— PAGE EXCERPT —
We got our beds made and went to sleep. I woke up early cause I have passed through Toledo three times and never seen it (always asleep). At 5:30, the #29 Capital Limited passed us on the right. When we pulled towards Toledo, we stopped outside the station. I looked forward and saw #29 was still there and we had to wait for them to leave. Toledo looks like it used to be a very grand station. Something like 9 platforms. Most do not have tracks and are crumbling. It is too bad we could not stop at the same time as #29. I heard on the radio something about an Amtrak threesome and sure enough when we pulled out we passed a waiting #30 on our left. They were WAY behind schedule.

The rest of that trip was uneventful. I went to the snack car and asked for a diet Pepsi. The attendant asked if I was sleeper and I said yes. She then said no charge for the drink (two small cans). I said cool and left a dollar tip. Not sure if that is normal for the LSL or not.

We pulled into CUS about an hour late. We went straight to the lounge and checked our bags and headed out. My plan was the Sears Tower then Giordano’s for lunch. Waiting in line to come back down from the tower, I had a message on my phone from Amtrak. #3 was being canceled and there is no alternate transportation provided. I was devastated. We headed straight back to CUS.

The attendant in the lounge told us to hang tight that things were still up in the air. I got on the internet looking at flights (would cost $500 more than our train tickets in sleeper) and also at one way rentals. After 45 minutes of no more info, I call the 1-800 number. After doing some research, she told me #3 would run an alternate route. There would be no service between Chicago and La Plata, but all stations south and west would be served. WOO HOO! Was I ever relieved!

Now we had a couple of hours before leaving so to Giordano’s for a deep dish. It was good, but I think I prefer a little thinner pizza.

We boarded #3 at 2:45. We were in car 330 in roomettes 3 & 4. This was a Superliner II named South Dakota. I like the small difference over the Superliner I. The deletion of the closet is big giving much more useful space in the room. I also found three deflectors on the a/c vent which help from the air blowing right on the upper bunk. I also like the trash can drawer. After seeing this room, I concluded that I liked the Sperliner roomettes better. The seats and beds are more roomy. The only benefit I saw on the Viewliner were the upper windows. I also prefer the Superliner II over the Superliner I because of the deletion of the closet.

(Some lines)
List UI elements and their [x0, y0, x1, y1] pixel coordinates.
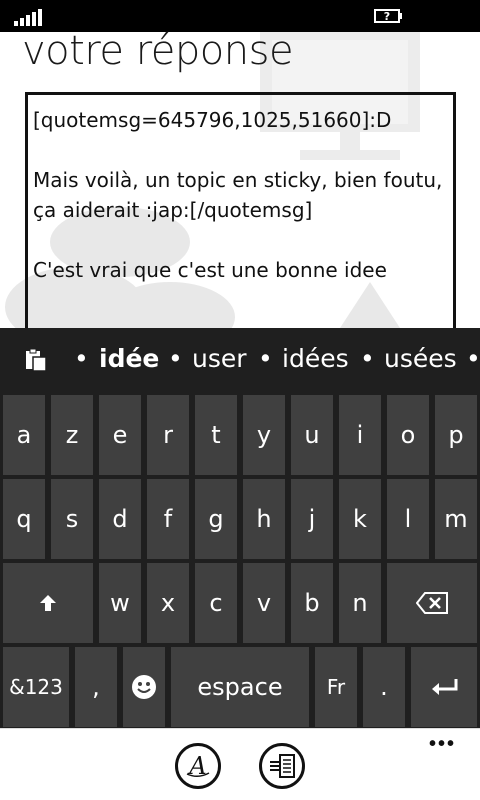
- key[interactable]: p: [435, 395, 477, 475]
- suggestion-item[interactable]: user: [192, 344, 247, 373]
- key[interactable]: j: [291, 479, 333, 559]
- battery-unknown-icon: ?: [374, 9, 402, 23]
- suggestion-separator: •: [258, 344, 273, 373]
- key[interactable]: x: [147, 563, 189, 643]
- key[interactable]: d: [99, 479, 141, 559]
- suggestion-item[interactable]: idées: [282, 344, 349, 373]
- text-format-icon: A: [186, 752, 210, 780]
- key[interactable]: s: [51, 479, 93, 559]
- key[interactable]: k: [339, 479, 381, 559]
- backspace-key[interactable]: [387, 563, 477, 643]
- suggestion-separator: •: [466, 344, 480, 373]
- space-key[interactable]: espace: [171, 647, 309, 727]
- page-title: votre réponse: [22, 28, 294, 74]
- key[interactable]: l: [387, 479, 429, 559]
- suggestion-separator: •: [360, 344, 375, 373]
- reply-textarea[interactable]: [quotemsg=645796,1025,51660]:D Mais voil…: [25, 92, 456, 332]
- key[interactable]: h: [243, 479, 285, 559]
- key[interactable]: q: [3, 479, 45, 559]
- key[interactable]: z: [51, 395, 93, 475]
- quote-icon: [270, 754, 295, 778]
- key[interactable]: r: [147, 395, 189, 475]
- suggestion-separator: •: [168, 344, 183, 373]
- svg-text:?: ?: [384, 10, 390, 23]
- key[interactable]: a: [3, 395, 45, 475]
- reply-line: [quotemsg=645796,1025,51660]:D: [33, 108, 392, 132]
- enter-icon: [432, 679, 458, 695]
- quote-button[interactable]: [259, 743, 305, 789]
- key[interactable]: g: [195, 479, 237, 559]
- period-key[interactable]: .: [363, 647, 405, 727]
- key[interactable]: t: [195, 395, 237, 475]
- key[interactable]: n: [339, 563, 381, 643]
- key[interactable]: f: [147, 479, 189, 559]
- clipboard-icon[interactable]: [24, 348, 48, 372]
- backspace-icon: [416, 592, 448, 614]
- emoji-icon: [132, 675, 156, 699]
- key[interactable]: y: [243, 395, 285, 475]
- key[interactable]: u: [291, 395, 333, 475]
- numbers-key[interactable]: &123: [3, 647, 69, 727]
- key[interactable]: m: [435, 479, 477, 559]
- key[interactable]: i: [339, 395, 381, 475]
- key[interactable]: b: [291, 563, 333, 643]
- key[interactable]: v: [243, 563, 285, 643]
- signal-strength-icon: [14, 8, 44, 26]
- suggestion-item[interactable]: usées: [384, 344, 457, 373]
- key[interactable]: o: [387, 395, 429, 475]
- emoji-key[interactable]: [123, 647, 165, 727]
- text-format-button[interactable]: A: [175, 743, 221, 789]
- suggestion-separator: •: [74, 344, 89, 373]
- key[interactable]: w: [99, 563, 141, 643]
- shift-icon: [40, 595, 56, 611]
- enter-key[interactable]: [411, 647, 477, 727]
- keyboard: a z e r t y u i o p q s d f g h j k l m …: [0, 392, 480, 728]
- reply-line: Mais voilà, un topic en sticky, bien fou…: [33, 168, 449, 222]
- comma-key[interactable]: ,: [75, 647, 117, 727]
- more-options-button[interactable]: •••: [429, 733, 456, 756]
- key[interactable]: e: [99, 395, 141, 475]
- reply-line: C'est vrai que c'est une bonne idee: [33, 258, 387, 282]
- suggestion-bar: • idée • user • idées • usées •: [0, 328, 480, 392]
- shift-key[interactable]: [3, 563, 93, 643]
- suggestion-item[interactable]: idée: [99, 344, 159, 373]
- language-key[interactable]: Fr: [315, 647, 357, 727]
- app-bar: A •••: [0, 728, 480, 800]
- key[interactable]: c: [195, 563, 237, 643]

— TASKS TO CARRY OUT —
**A)** Answer these questions about the train trip account, one per line:
(i) At what time did the #29 Capital Limited pass on the right?
(ii) On the alternate route for #3, between which two points was there no service?
(iii) What car and roomettes were assigned on #3?
**B)** Pick up the train trip account after its final sentence and keep writing.

— FINAL RESULTS —
**A)**
(i) 5:30
(ii) Chicago and La Plata
(iii) Car 330, roomettes 3 & 4

**B)**
The crew seemed to be unsure of our final route. Everyone kept saying they were not sure where we were going. Turns out we headed straight down to St Louis on the same route as the Texas Eagle. In fact, after going through Pontiac, we pulled over and 22 passed us on the left. On the radio, 22 said “I am surprised they put you on the siding for me.” Our #3 replied, “Well, you’re the regular on this line and I am not talking about bowels.”

We pulled into St. Louis around 9:30 and sat in the lounge to watch downtown and the arch. I have never been to SL so it was cool to see. The lounge car on this train #38002 was the worst I have ever seen. I do not think it has had any refurb since the day it was built. It had the brown fake leather seats and was just dirty. I am wondering if they had to piece together this train with all the annulments in KC. Not sure where all the equipment is. Our sleepers A/C did not work too well either.

For dinner, I chose the steak again. It was perfectly cooked to order and tasted great. I commented to the server and also saw the chef later and complimented him on it.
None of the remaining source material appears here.